> _Written exercise_
Reproduce each of the lines word for word.

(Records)
════════

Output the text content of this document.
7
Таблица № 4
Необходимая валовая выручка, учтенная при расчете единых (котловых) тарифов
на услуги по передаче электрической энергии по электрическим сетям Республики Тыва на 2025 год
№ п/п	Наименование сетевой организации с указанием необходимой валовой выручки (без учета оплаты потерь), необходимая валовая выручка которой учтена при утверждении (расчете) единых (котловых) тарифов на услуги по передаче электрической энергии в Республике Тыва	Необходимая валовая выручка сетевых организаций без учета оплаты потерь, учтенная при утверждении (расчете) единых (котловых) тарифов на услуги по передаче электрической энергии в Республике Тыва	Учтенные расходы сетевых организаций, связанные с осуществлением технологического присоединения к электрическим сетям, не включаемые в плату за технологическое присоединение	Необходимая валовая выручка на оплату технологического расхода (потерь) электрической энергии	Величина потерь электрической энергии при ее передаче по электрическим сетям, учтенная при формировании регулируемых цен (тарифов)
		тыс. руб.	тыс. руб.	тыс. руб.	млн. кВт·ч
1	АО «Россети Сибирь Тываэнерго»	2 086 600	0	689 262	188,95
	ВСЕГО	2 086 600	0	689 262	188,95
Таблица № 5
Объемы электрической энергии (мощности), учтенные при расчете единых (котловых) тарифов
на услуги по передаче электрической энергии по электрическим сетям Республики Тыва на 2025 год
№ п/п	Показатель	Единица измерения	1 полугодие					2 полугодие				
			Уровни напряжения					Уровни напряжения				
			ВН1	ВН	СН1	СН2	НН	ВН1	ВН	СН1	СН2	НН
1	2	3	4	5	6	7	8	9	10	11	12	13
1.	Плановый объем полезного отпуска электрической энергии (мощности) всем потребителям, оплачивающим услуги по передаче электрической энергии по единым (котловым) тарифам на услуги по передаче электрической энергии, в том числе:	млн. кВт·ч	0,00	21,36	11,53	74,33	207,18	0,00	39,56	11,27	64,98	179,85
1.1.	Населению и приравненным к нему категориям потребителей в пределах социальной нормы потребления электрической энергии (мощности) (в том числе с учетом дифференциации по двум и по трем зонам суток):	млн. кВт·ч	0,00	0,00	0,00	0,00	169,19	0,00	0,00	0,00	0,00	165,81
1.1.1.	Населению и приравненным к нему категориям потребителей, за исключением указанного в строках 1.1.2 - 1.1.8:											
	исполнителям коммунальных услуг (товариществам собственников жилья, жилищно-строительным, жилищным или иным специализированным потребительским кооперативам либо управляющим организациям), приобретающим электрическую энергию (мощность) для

════════

> _Answer to this problem_
Output the text content of this document.
7
Таблица № 4
Необходимая валовая выручка, учтенная при расчете единых (котловых) тарифов
на услуги по передаче электрической энергии по электрическим сетям Республики Тыва на 2025 год
№ п/п	Наименование сетевой организации с указанием необходимой валовой выручки (без учета оплаты потерь), необходимая валовая выручка которой учтена при утверждении (расчете) единых (котловых) тарифов на услуги по передаче электрической энергии в Республике Тыва	Необходимая валовая выручка сетевых организаций без учета оплаты потерь, учтенная при утверждении (расчете) единых (котловых) тарифов на услуги по передаче электрической энергии в Республике Тыва	Учтенные расходы сетевых организаций, связанные с осуществлением технологического присоединения к электрическим сетям, не включаемые в плату за технологическое присоединение	Необходимая валовая выручка на оплату технологического расхода (потерь) электрической энергии	Величина потерь электрической энергии при ее передаче по электрическим сетям, учтенная при формировании регулируемых цен (тарифов)
		тыс. руб.	тыс. руб.	тыс. руб.	млн. кВт·ч
1	АО «Россети Сибирь Тываэнерго»	2 086 600	0	689 262	188,95
	ВСЕГО	2 086 600	0	689 262	188,95
Таблица № 5
Объемы электрической энергии (мощности), учтенные при расчете единых (котловых) тарифов
на услуги по передаче электрической энергии по электрическим сетям Республики Тыва на 2025 год
№ п/п	Показатель	Единица измерения	1 полугодие					2 полугодие				
			Уровни напряжения					Уровни напряжения				
			ВН1	ВН	СН1	СН2	НН	ВН1	ВН	СН1	СН2	НН
1	2	3	4	5	6	7	8	9	10	11	12	13
1.	Плановый объем полезного отпуска электрической энергии (мощности) всем потребителям, оплачивающим услуги по передаче электрической энергии по единым (котловым) тарифам на услуги по передаче электрической энергии, в том числе:	млн. кВт·ч	0,00	21,36	11,53	74,33	207,18	0,00	39,56	11,27	64,98	179,85
1.1.	Населению и приравненным к нему категориям потребителей в пределах социальной нормы потребления электрической энергии (мощности) (в том числе с учетом дифференциации по двум и по трем зонам суток):	млн. кВт·ч	0,00	0,00	0,00	0,00	169,19	0,00	0,00	0,00	0,00	165,81
1.1.1.	Населению и приравненным к нему категориям потребителей, за исключением указанного в строках 1.1.2 - 1.1.8:											
	исполнителям коммунальных услуг (товариществам собственников жилья, жилищно-строительным, жилищным или иным специализированным потребительским кооперативам либо управляющим организациям), приобретающим электрическую энергию (мощность) для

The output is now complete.